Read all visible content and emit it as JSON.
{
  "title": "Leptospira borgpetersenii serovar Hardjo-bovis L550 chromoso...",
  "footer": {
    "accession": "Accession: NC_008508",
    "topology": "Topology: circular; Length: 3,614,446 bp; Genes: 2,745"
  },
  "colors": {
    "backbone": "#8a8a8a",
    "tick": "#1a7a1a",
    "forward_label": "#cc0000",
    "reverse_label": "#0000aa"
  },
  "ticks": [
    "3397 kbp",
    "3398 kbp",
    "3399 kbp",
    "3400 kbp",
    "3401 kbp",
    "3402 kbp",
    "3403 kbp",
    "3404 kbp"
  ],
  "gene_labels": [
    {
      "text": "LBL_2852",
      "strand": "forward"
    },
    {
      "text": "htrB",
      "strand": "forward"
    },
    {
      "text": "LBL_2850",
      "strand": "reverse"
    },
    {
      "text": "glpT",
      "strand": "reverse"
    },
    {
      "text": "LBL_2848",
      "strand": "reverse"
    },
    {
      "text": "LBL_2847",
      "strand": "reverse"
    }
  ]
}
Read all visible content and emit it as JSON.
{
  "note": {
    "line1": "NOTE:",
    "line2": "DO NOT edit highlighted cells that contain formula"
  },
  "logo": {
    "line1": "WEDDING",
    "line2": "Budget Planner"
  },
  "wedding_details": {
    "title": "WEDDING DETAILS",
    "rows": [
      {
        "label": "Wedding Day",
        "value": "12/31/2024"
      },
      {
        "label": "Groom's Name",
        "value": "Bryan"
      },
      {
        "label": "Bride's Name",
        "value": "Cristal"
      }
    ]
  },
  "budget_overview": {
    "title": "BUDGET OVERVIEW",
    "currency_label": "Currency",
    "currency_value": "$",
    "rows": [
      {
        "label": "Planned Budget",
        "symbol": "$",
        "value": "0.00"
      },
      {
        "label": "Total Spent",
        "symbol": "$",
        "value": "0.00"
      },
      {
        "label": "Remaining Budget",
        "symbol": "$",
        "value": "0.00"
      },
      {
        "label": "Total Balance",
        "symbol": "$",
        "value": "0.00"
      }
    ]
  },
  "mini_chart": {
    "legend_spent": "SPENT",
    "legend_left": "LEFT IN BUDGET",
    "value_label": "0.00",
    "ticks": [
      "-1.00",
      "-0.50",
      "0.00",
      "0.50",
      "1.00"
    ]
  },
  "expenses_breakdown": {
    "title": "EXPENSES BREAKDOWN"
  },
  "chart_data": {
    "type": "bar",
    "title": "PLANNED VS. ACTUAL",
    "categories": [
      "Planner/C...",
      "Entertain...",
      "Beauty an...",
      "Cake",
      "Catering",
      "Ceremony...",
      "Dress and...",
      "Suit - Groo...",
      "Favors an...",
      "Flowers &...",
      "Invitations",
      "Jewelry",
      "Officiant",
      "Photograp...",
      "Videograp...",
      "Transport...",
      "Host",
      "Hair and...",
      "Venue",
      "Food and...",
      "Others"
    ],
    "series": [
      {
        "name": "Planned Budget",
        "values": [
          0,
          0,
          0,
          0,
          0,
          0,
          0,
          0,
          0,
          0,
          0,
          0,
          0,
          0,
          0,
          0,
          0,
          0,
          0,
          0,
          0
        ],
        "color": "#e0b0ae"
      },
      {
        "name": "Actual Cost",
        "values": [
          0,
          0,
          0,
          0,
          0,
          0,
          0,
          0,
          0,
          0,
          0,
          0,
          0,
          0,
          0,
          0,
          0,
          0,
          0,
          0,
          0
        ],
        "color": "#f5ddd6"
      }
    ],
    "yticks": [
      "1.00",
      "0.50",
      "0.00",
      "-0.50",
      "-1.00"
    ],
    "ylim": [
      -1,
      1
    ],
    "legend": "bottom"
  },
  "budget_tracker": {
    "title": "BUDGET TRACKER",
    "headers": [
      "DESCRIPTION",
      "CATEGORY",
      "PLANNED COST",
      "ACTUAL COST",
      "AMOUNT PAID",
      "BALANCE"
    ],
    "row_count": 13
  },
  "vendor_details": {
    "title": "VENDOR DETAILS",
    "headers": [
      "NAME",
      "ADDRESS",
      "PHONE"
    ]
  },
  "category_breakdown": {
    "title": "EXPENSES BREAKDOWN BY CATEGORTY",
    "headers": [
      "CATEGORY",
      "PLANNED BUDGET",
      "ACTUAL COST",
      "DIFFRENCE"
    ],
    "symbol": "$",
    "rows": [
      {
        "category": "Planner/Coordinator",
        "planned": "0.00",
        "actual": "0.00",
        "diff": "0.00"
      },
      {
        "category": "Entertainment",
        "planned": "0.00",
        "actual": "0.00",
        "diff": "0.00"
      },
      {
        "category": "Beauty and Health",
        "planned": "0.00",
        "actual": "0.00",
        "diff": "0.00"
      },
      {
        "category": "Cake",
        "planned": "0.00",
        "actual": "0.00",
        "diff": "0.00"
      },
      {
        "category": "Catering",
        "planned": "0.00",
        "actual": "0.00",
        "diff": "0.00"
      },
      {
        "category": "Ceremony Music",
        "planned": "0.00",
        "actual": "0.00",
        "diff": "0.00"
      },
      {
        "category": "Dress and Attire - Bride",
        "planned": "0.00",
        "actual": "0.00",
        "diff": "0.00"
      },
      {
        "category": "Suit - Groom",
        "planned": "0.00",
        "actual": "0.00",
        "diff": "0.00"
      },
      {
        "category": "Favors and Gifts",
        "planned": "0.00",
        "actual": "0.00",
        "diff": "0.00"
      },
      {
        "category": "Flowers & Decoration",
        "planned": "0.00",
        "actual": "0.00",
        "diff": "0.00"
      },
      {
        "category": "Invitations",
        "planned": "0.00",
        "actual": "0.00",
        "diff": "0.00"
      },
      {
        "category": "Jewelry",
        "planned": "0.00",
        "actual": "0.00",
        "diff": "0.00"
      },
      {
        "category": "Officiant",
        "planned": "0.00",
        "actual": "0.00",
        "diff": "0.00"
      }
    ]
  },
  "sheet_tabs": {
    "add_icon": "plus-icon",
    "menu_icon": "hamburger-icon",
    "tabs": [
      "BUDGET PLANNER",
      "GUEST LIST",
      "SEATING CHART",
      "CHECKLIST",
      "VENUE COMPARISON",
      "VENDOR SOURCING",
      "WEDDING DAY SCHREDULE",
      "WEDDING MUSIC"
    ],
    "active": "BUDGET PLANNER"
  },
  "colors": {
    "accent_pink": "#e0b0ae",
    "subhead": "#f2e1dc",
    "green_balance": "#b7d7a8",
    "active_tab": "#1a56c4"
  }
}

▶ To do:
Exactly as it appears above, retype the material in full.

▶ Output:
Read all visible content and emit it as JSON.
{
  "title": "Leptospira borgpetersenii serovar Hardjo-bovis L550 chromoso...",
  "footer": {
    "accession": "Accession: NC_008508",
    "topology": "Topology: circular; Length: 3,614,446 bp; Genes: 2,745"
  },
  "colors": {
    "backbone": "#8a8a8a",
    "tick": "#1a7a1a",
    "forward_label": "#cc0000",
    "reverse_label": "#0000aa"
  },
  "ticks": [
    "3397 kbp",
    "3398 kbp",
    "3399 kbp",
    "3400 kbp",
    "3401 kbp",
    "3402 kbp",
    "3403 kbp",
    "3404 kbp"
  ],
  "gene_labels": [
    {
      "text": "LBL_2852",
      "strand": "forward"
    },
    {
      "text": "htrB",
      "strand": "forward"
    },
    {
      "text": "LBL_2850",
      "strand": "reverse"
    },
    {
      "text": "glpT",
      "strand": "reverse"
    },
    {
      "text": "LBL_2848",
      "strand": "reverse"
    },
    {
      "text": "LBL_2847",
      "strand": "reverse"
    }
  ]
}
Read all visible content and emit it as JSON.
{
  "note": {
    "line1": "NOTE:",
    "line2": "DO NOT edit highlighted cells that contain formula"
  },
  "logo": {
    "line1": "WEDDING",
    "line2": "Budget Planner"
  },
  "wedding_details": {
    "title": "WEDDING DETAILS",
    "rows": [
      {
        "label": "Wedding Day",
        "value": "12/31/2024"
      },
      {
        "label": "Groom's Name",
        "value": "Bryan"
      },
      {
        "label": "Bride's Name",
        "value": "Cristal"
      }
    ]
  },
  "budget_overview": {
    "title": "BUDGET OVERVIEW",
    "currency_label": "Currency",
    "currency_value": "$",
    "rows": [
      {
        "label": "Planned Budget",
        "symbol": "$",
        "value": "0.00"
      },
      {
        "label": "Total Spent",
        "symbol": "$",
        "value": "0.00"
      },
      {
        "label": "Remaining Budget",
        "symbol": "$",
        "value": "0.00"
      },
      {
        "label": "Total Balance",
        "symbol": "$",
        "value": "0.00"
      }
    ]
  },
  "mini_chart": {
    "legend_spent": "SPENT",
    "legend_left": "LEFT IN BUDGET",
    "value_label": "0.00",
    "ticks": [
      "-1.00",
      "-0.50",
      "0.00",
      "0.50",
      "1.00"
    ]
  },
  "expenses_breakdown": {
    "title": "EXPENSES BREAKDOWN"
  },
  "chart_data": {
    "type": "bar",
    "title": "PLANNED VS. ACTUAL",
    "categories": [
      "Planner/C...",
      "Entertain...",
      "Beauty an...",
      "Cake",
      "Catering",
      "Ceremony...",
      "Dress and...",
      "Suit - Groo...",
      "Favors an...",
      "Flowers &...",
      "Invitations",
      "Jewelry",
      "Officiant",
      "Photograp...",
      "Videograp...",
      "Transport...",
      "Host",
      "Hair and...",
      "Venue",
      "Food and...",
      "Others"
    ],
    "series": [
      {
        "name": "Planned Budget",
        "values": [
          0,
          0,
          0,
          0,
          0,
          0,
          0,
          0,
          0,
          0,
          0,
          0,
          0,
          0,
          0,
          0,
          0,
          0,
          0,
          0,
          0
        ],
        "color": "#e0b0ae"
      },
      {
        "name": "Actual Cost",
        "values": [
          0,
          0,
          0,
          0,
          0,
          0,
          0,
          0,
          0,
          0,
          0,
          0,
          0,
          0,
          0,
          0,
          0,
          0,
          0,
          0,
          0
        ],
        "color": "#f5ddd6"
      }
    ],
    "yticks": [
      "1.00",
      "0.50",
      "0.00",
      "-0.50",
      "-1.00"
    ],
    "ylim": [
      -1,
      1
    ],
    "legend": "bottom"
  },
  "budget_tracker": {
    "title": "BUDGET TRACKER",
    "headers": [
      "DESCRIPTION",
      "CATEGORY",
      "PLANNED COST",
      "ACTUAL COST",
      "AMOUNT PAID",
      "BALANCE"
    ],
    "row_count": 13
  },
  "vendor_details": {
    "title": "VENDOR DETAILS",
    "headers": [
      "NAME",
      "ADDRESS",
      "PHONE"
    ]
  },
  "category_breakdown": {
    "title": "EXPENSES BREAKDOWN BY CATEGORTY",
    "headers": [
      "CATEGORY",
      "PLANNED BUDGET",
      "ACTUAL COST",
      "DIFFRENCE"
    ],
    "symbol": "$",
    "rows": [
      {
        "category": "Planner/Coordinator",
        "planned": "0.00",
        "actual": "0.00",
        "diff": "0.00"
      },
      {
        "category": "Entertainment",
        "planned": "0.00",
        "actual": "0.00",
        "diff": "0.00"
      },
      {
        "category": "Beauty and Health",
        "planned": "0.00",
        "actual": "0.00",
        "diff": "0.00"
      },
      {
        "category": "Cake",
        "planned": "0.00",
        "actual": "0.00",
        "diff": "0.00"
      },
      {
        "category": "Catering",
        "planned": "0.00",
        "actual": "0.00",
        "diff": "0.00"
      },
      {
        "category": "Ceremony Music",
        "planned": "0.00",
        "actual": "0.00",
        "diff": "0.00"
      },
      {
        "category": "Dress and Attire - Bride",
        "planned": "0.00",
        "actual": "0.00",
        "diff": "0.00"
      },
      {
        "category": "Suit - Groom",
        "planned": "0.00",
        "actual": "0.00",
        "diff": "0.00"
      },
      {
        "category": "Favors and Gifts",
        "planned": "0.00",
        "actual": "0.00",
        "diff": "0.00"
      },
      {
        "category": "Flowers & Decoration",
        "planned": "0.00",
        "actual": "0.00",
        "diff": "0.00"
      },
      {
        "category": "Invitations",
        "planned": "0.00",
        "actual": "0.00",
        "diff": "0.00"
      },
      {
        "category": "Jewelry",
        "planned": "0.00",
        "actual": "0.00",
        "diff": "0.00"
      },
      {
        "category": "Officiant",
        "planned": "0.00",
        "actual": "0.00",
        "diff": "0.00"
      }
    ]
  },
  "sheet_tabs": {
    "add_icon": "plus-icon",
    "menu_icon": "hamburger-icon",
    "tabs": [
      "BUDGET PLANNER",
      "GUEST LIST",
      "SEATING CHART",
      "CHECKLIST",
      "VENUE COMPARISON",
      "VENDOR SOURCING",
      "WEDDING DAY SCHREDULE",
      "WEDDING MUSIC"
    ],
    "active": "BUDGET PLANNER"
  },
  "colors": {
    "accent_pink": "#e0b0ae",
    "subhead": "#f2e1dc",
    "green_balance": "#b7d7a8",
    "active_tab": "#1a56c4"
  }
}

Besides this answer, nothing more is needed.